**Aim of the exercise**: Copy each entry as it stands, leaving nothing out.
-------------------------
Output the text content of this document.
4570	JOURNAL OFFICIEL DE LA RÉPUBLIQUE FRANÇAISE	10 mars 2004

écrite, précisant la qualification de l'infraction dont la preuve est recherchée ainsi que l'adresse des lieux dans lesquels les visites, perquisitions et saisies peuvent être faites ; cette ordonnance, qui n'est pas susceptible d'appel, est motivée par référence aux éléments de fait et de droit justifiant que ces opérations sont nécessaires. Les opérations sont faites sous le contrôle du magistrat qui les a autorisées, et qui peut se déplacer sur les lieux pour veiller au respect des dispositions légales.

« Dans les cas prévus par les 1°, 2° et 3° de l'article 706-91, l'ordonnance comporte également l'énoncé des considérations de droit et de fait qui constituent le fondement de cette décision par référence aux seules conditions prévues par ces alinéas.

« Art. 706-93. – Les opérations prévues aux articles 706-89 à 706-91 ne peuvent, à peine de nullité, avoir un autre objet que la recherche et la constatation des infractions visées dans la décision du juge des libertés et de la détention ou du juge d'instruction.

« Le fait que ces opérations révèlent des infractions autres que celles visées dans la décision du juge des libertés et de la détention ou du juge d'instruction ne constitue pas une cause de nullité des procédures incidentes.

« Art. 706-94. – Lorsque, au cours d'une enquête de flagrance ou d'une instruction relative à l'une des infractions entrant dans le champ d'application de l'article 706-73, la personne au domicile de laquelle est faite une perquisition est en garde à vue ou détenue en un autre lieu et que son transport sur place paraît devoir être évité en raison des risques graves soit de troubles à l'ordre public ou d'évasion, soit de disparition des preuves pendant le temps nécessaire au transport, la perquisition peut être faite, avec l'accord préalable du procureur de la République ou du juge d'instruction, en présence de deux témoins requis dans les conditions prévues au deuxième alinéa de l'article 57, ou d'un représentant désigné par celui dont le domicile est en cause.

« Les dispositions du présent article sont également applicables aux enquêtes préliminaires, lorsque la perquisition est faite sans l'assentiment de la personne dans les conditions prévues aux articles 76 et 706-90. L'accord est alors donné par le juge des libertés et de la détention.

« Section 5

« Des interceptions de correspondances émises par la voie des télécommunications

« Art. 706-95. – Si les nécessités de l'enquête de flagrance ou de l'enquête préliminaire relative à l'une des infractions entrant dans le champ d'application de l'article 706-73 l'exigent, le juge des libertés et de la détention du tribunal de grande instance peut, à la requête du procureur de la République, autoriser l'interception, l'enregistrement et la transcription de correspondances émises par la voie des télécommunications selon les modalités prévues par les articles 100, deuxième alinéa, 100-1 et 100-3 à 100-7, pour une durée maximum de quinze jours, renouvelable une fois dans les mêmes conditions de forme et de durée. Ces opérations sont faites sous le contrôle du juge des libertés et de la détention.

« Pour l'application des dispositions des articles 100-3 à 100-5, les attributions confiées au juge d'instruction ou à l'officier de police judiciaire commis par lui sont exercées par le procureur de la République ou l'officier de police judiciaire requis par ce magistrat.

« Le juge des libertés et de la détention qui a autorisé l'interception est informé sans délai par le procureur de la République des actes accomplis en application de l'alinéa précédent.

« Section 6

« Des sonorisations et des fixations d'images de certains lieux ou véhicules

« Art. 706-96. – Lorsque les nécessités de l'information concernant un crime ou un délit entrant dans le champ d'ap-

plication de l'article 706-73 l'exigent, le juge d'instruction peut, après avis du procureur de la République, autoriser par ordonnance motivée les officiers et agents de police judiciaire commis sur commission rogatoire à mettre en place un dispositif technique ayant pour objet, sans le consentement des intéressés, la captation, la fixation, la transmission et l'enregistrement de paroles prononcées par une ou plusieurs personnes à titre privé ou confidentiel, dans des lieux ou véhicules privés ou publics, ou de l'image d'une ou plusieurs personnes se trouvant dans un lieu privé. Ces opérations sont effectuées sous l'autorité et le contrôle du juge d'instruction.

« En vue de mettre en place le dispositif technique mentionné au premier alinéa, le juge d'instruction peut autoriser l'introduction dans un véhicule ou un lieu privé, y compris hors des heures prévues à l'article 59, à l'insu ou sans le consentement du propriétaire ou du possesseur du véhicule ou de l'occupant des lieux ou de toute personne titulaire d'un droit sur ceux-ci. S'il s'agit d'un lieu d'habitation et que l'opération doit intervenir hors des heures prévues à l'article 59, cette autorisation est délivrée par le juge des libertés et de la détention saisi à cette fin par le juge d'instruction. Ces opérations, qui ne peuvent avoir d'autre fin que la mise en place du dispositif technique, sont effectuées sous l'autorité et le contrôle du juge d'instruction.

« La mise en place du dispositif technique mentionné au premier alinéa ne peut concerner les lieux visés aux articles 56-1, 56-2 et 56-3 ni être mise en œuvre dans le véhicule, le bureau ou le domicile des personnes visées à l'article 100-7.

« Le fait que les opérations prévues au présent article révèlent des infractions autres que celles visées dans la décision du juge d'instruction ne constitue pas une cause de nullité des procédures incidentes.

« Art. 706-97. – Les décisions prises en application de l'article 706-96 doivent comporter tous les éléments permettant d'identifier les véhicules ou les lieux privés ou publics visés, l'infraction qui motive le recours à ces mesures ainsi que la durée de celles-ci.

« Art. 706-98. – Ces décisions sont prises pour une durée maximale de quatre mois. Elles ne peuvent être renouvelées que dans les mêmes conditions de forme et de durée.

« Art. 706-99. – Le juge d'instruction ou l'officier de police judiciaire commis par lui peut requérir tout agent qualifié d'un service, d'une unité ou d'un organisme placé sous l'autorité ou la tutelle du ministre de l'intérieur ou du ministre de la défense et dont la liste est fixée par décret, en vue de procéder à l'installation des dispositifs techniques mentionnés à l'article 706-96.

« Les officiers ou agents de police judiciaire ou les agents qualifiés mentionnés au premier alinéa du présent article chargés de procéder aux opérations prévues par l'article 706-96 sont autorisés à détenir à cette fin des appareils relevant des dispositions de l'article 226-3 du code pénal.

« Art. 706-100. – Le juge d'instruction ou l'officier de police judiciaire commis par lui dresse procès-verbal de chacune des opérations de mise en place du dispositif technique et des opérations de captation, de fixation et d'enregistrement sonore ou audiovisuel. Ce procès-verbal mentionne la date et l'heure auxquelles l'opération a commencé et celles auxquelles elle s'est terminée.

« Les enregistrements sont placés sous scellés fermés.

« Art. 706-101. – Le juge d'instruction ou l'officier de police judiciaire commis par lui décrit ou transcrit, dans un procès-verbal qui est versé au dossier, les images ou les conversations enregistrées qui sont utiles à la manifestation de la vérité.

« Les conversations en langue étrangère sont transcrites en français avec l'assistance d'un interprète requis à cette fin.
-------------------------
**Output**:
Output the text content of this document.
4570	JOURNAL OFFICIEL DE LA RÉPUBLIQUE FRANÇAISE	10 mars 2004

écrite, précisant la qualification de l'infraction dont la preuve est recherchée ainsi que l'adresse des lieux dans lesquels les visites, perquisitions et saisies peuvent être faites ; cette ordonnance, qui n'est pas susceptible d'appel, est motivée par référence aux éléments de fait et de droit justifiant que ces opérations sont nécessaires. Les opérations sont faites sous le contrôle du magistrat qui les a autorisées, et qui peut se déplacer sur les lieux pour veiller au respect des dispositions légales.

« Dans les cas prévus par les 1°, 2° et 3° de l'article 706-91, l'ordonnance comporte également l'énoncé des considérations de droit et de fait qui constituent le fondement de cette décision par référence aux seules conditions prévues par ces alinéas.

« Art. 706-93. – Les opérations prévues aux articles 706-89 à 706-91 ne peuvent, à peine de nullité, avoir un autre objet que la recherche et la constatation des infractions visées dans la décision du juge des libertés et de la détention ou du juge d'instruction.

« Le fait que ces opérations révèlent des infractions autres que celles visées dans la décision du juge des libertés et de la détention ou du juge d'instruction ne constitue pas une cause de nullité des procédures incidentes.

« Art. 706-94. – Lorsque, au cours d'une enquête de flagrance ou d'une instruction relative à l'une des infractions entrant dans le champ d'application de l'article 706-73, la personne au domicile de laquelle est faite une perquisition est en garde à vue ou détenue en un autre lieu et que son transport sur place paraît devoir être évité en raison des risques graves soit de troubles à l'ordre public ou d'évasion, soit de disparition des preuves pendant le temps nécessaire au transport, la perquisition peut être faite, avec l'accord préalable du procureur de la République ou du juge d'instruction, en présence de deux témoins requis dans les conditions prévues au deuxième alinéa de l'article 57, ou d'un représentant désigné par celui dont le domicile est en cause.

« Les dispositions du présent article sont également applicables aux enquêtes préliminaires, lorsque la perquisition est faite sans l'assentiment de la personne dans les conditions prévues aux articles 76 et 706-90. L'accord est alors donné par le juge des libertés et de la détention.

« Section 5

« Des interceptions de correspondances émises par la voie des télécommunications

« Art. 706-95. – Si les nécessités de l'enquête de flagrance ou de l'enquête préliminaire relative à l'une des infractions entrant dans le champ d'application de l'article 706-73 l'exigent, le juge des libertés et de la détention du tribunal de grande instance peut, à la requête du procureur de la République, autoriser l'interception, l'enregistrement et la transcription de correspondances émises par la voie des télécommunications selon les modalités prévues par les articles 100, deuxième alinéa, 100-1 et 100-3 à 100-7, pour une durée maximum de quinze jours, renouvelable une fois dans les mêmes conditions de forme et de durée. Ces opérations sont faites sous le contrôle du juge des libertés et de la détention.

« Pour l'application des dispositions des articles 100-3 à 100-5, les attributions confiées au juge d'instruction ou à l'officier de police judiciaire commis par lui sont exercées par le procureur de la République ou l'officier de police judiciaire requis par ce magistrat.

« Le juge des libertés et de la détention qui a autorisé l'interception est informé sans délai par le procureur de la République des actes accomplis en application de l'alinéa précédent.

« Section 6

« Des sonorisations et des fixations d'images de certains lieux ou véhicules

« Art. 706-96. – Lorsque les nécessités de l'information concernant un crime ou un délit entrant dans le champ d'ap-

plication de l'article 706-73 l'exigent, le juge d'instruction peut, après avis du procureur de la République, autoriser par ordonnance motivée les officiers et agents de police judiciaire commis sur commission rogatoire à mettre en place un dispositif technique ayant pour objet, sans le consentement des intéressés, la captation, la fixation, la transmission et l'enregistrement de paroles prononcées par une ou plusieurs personnes à titre privé ou confidentiel, dans des lieux ou véhicules privés ou publics, ou de l'image d'une ou plusieurs personnes se trouvant dans un lieu privé. Ces opérations sont effectuées sous l'autorité et le contrôle du juge d'instruction.

« En vue de mettre en place le dispositif technique mentionné au premier alinéa, le juge d'instruction peut autoriser l'introduction dans un véhicule ou un lieu privé, y compris hors des heures prévues à l'article 59, à l'insu ou sans le consentement du propriétaire ou du possesseur du véhicule ou de l'occupant des lieux ou de toute personne titulaire d'un droit sur ceux-ci. S'il s'agit d'un lieu d'habitation et que l'opération doit intervenir hors des heures prévues à l'article 59, cette autorisation est délivrée par le juge des libertés et de la détention saisi à cette fin par le juge d'instruction. Ces opérations, qui ne peuvent avoir d'autre fin que la mise en place du dispositif technique, sont effectuées sous l'autorité et le contrôle du juge d'instruction.

« La mise en place du dispositif technique mentionné au premier alinéa ne peut concerner les lieux visés aux articles 56-1, 56-2 et 56-3 ni être mise en œuvre dans le véhicule, le bureau ou le domicile des personnes visées à l'article 100-7.

« Le fait que les opérations prévues au présent article révèlent des infractions autres que celles visées dans la décision du juge d'instruction ne constitue pas une cause de nullité des procédures incidentes.

« Art. 706-97. – Les décisions prises en application de l'article 706-96 doivent comporter tous les éléments permettant d'identifier les véhicules ou les lieux privés ou publics visés, l'infraction qui motive le recours à ces mesures ainsi que la durée de celles-ci.

« Art. 706-98. – Ces décisions sont prises pour une durée maximale de quatre mois. Elles ne peuvent être renouvelées que dans les mêmes conditions de forme et de durée.

« Art. 706-99. – Le juge d'instruction ou l'officier de police judiciaire commis par lui peut requérir tout agent qualifié d'un service, d'une unité ou d'un organisme placé sous l'autorité ou la tutelle du ministre de l'intérieur ou du ministre de la défense et dont la liste est fixée par décret, en vue de procéder à l'installation des dispositifs techniques mentionnés à l'article 706-96.

« Les officiers ou agents de police judiciaire ou les agents qualifiés mentionnés au premier alinéa du présent article chargés de procéder aux opérations prévues par l'article 706-96 sont autorisés à détenir à cette fin des appareils relevant des dispositions de l'article 226-3 du code pénal.

« Art. 706-100. – Le juge d'instruction ou l'officier de police judiciaire commis par lui dresse procès-verbal de chacune des opérations de mise en place du dispositif technique et des opérations de captation, de fixation et d'enregistrement sonore ou audiovisuel. Ce procès-verbal mentionne la date et l'heure auxquelles l'opération a commencé et celles auxquelles elle s'est terminée.

« Les enregistrements sont placés sous scellés fermés.

« Art. 706-101. – Le juge d'instruction ou l'officier de police judiciaire commis par lui décrit ou transcrit, dans un procès-verbal qui est versé au dossier, les images ou les conversations enregistrées qui sont utiles à la manifestation de la vérité.

« Les conversations en langue étrangère sont transcrites en français avec l'assistance d'un interprète requis à cette fin.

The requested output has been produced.